Would you restate all the data that follows, word for word?

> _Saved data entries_
--- start ---

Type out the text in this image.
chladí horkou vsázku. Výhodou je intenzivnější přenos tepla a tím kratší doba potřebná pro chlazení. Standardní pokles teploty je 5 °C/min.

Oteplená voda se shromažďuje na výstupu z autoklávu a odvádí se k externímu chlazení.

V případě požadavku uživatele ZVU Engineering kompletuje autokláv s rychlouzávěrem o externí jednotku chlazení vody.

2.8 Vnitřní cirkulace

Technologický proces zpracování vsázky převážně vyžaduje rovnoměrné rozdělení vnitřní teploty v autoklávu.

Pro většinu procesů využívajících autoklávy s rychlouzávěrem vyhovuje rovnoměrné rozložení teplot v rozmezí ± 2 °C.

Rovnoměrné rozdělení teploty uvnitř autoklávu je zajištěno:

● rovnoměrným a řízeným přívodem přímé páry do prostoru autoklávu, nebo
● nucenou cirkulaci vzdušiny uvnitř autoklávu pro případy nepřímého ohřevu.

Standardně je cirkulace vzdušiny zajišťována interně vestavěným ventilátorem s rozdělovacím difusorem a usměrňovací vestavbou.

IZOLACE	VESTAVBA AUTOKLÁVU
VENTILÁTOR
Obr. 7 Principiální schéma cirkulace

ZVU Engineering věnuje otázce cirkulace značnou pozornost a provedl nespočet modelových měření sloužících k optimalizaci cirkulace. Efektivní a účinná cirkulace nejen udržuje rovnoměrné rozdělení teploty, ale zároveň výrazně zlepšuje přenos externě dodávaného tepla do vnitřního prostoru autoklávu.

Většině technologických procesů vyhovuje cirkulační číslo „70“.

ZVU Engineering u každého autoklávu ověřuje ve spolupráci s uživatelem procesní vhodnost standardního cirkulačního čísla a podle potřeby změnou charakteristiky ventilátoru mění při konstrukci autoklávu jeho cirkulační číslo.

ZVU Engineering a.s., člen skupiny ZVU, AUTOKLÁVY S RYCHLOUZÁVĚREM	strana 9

--- end ---

> _WRITTEN RESPONSE_
Type out the text in this image.
chladí horkou vsázku. Výhodou je intenzivnější přenos tepla a tím kratší doba potřebná pro chlazení. Standardní pokles teploty je 5 °C/min.

Oteplená voda se shromažďuje na výstupu z autoklávu a odvádí se k externímu chlazení.

V případě požadavku uživatele ZVU Engineering kompletuje autokláv s rychlouzávěrem o externí jednotku chlazení vody.

2.8 Vnitřní cirkulace

Technologický proces zpracování vsázky převážně vyžaduje rovnoměrné rozdělení vnitřní teploty v autoklávu.

Pro většinu procesů využívajících autoklávy s rychlouzávěrem vyhovuje rovnoměrné rozložení teplot v rozmezí ± 2 °C.

Rovnoměrné rozdělení teploty uvnitř autoklávu je zajištěno:

● rovnoměrným a řízeným přívodem přímé páry do prostoru autoklávu, nebo
● nucenou cirkulaci vzdušiny uvnitř autoklávu pro případy nepřímého ohřevu.

Standardně je cirkulace vzdušiny zajišťována interně vestavěným ventilátorem s rozdělovacím difusorem a usměrňovací vestavbou.

IZOLACE	VESTAVBA AUTOKLÁVU
VENTILÁTOR
Obr. 7 Principiální schéma cirkulace

ZVU Engineering věnuje otázce cirkulace značnou pozornost a provedl nespočet modelových měření sloužících k optimalizaci cirkulace. Efektivní a účinná cirkulace nejen udržuje rovnoměrné rozdělení teploty, ale zároveň výrazně zlepšuje přenos externě dodávaného tepla do vnitřního prostoru autoklávu.

Většině technologických procesů vyhovuje cirkulační číslo „70“.

ZVU Engineering u každého autoklávu ověřuje ve spolupráci s uživatelem procesní vhodnost standardního cirkulačního čísla a podle potřeby změnou charakteristiky ventilátoru mění při konstrukci autoklávu jeho cirkulační číslo.

ZVU Engineering a.s., člen skupiny ZVU, AUTOKLÁVY S RYCHLOUZÁVĚREM	strana 9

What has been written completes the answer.